Prompt — Count every line that holds the string "JSON", then give that number alone.

(Chart and figure data)
━━━

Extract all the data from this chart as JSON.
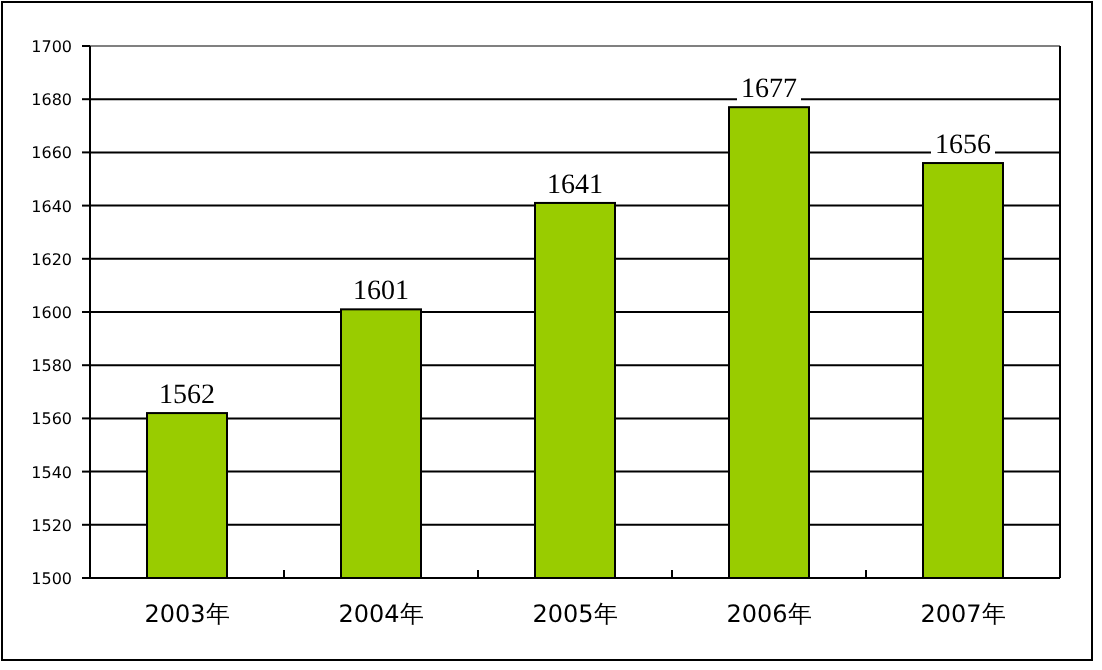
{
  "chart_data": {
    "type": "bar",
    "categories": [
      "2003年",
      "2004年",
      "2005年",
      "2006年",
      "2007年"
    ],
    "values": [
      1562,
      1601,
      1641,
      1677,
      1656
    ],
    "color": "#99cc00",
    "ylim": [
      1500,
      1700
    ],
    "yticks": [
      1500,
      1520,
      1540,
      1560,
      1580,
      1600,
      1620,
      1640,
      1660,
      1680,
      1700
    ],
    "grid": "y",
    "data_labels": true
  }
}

━━━

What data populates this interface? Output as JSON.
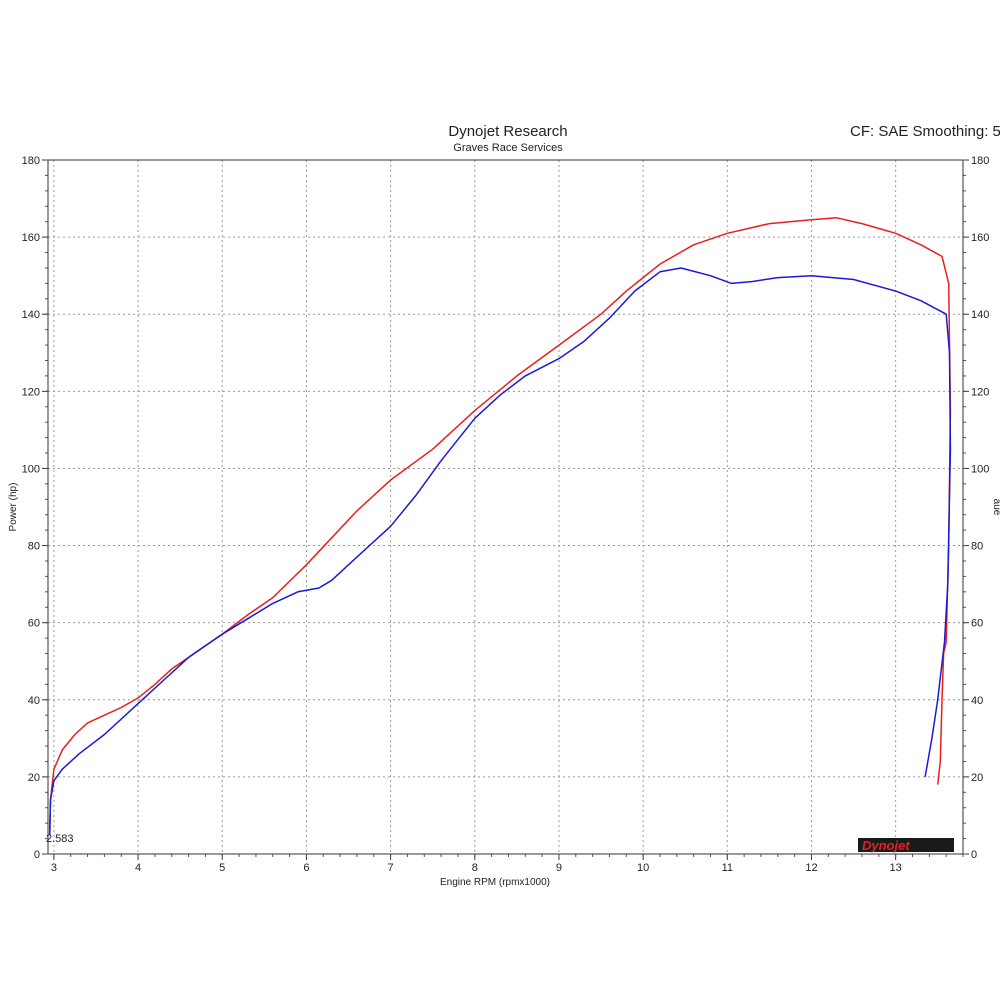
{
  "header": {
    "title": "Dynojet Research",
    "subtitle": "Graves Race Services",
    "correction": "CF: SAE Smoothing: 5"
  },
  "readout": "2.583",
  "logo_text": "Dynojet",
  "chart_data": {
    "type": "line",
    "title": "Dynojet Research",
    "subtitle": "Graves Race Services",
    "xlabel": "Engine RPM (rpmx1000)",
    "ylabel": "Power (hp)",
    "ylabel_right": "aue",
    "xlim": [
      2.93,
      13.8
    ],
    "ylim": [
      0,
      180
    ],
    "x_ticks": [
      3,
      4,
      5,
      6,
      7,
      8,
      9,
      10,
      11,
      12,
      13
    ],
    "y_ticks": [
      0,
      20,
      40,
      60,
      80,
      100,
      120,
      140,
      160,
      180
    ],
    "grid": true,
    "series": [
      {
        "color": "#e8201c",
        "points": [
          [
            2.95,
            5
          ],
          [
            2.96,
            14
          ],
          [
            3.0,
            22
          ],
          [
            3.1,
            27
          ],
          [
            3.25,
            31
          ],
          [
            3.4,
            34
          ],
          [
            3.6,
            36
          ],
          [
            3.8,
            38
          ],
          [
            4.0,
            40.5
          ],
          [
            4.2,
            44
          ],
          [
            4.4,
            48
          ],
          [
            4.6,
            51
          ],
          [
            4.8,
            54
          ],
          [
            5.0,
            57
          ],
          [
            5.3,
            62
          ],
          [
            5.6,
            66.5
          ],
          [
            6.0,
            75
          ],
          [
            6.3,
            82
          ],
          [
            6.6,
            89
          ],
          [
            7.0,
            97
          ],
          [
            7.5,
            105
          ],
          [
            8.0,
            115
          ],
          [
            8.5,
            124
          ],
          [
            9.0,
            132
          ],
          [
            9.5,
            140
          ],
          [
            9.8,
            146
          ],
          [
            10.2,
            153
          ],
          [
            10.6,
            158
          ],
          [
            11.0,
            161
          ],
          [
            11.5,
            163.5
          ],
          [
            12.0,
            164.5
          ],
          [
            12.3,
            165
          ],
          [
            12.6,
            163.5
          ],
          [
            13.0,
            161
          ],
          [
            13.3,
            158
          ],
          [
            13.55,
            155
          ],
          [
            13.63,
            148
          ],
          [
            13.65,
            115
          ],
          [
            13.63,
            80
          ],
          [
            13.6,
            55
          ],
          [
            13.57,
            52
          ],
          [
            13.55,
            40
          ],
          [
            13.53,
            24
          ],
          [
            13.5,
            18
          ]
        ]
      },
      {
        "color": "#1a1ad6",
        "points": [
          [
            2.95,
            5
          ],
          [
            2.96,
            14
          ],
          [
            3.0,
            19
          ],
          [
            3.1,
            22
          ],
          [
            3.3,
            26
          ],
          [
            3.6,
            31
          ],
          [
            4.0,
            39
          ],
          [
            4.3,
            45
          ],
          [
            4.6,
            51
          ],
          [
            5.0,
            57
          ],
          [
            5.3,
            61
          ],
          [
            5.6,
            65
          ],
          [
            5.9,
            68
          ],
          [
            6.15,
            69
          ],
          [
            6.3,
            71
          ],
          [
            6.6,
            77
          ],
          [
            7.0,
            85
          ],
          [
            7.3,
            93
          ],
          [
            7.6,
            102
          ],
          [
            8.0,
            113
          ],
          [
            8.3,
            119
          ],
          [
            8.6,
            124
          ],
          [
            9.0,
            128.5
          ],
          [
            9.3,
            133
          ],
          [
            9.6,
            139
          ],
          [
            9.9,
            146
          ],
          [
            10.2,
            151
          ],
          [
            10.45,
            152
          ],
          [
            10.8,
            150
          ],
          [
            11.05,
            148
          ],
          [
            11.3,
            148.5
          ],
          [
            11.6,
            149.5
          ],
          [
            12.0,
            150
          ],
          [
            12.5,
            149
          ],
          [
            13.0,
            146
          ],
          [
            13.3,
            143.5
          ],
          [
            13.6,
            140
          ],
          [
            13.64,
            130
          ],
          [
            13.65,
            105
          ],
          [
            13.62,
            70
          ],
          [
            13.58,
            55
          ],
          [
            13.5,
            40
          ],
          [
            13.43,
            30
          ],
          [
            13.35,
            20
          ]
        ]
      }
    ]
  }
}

━━━

Completed exercise — 2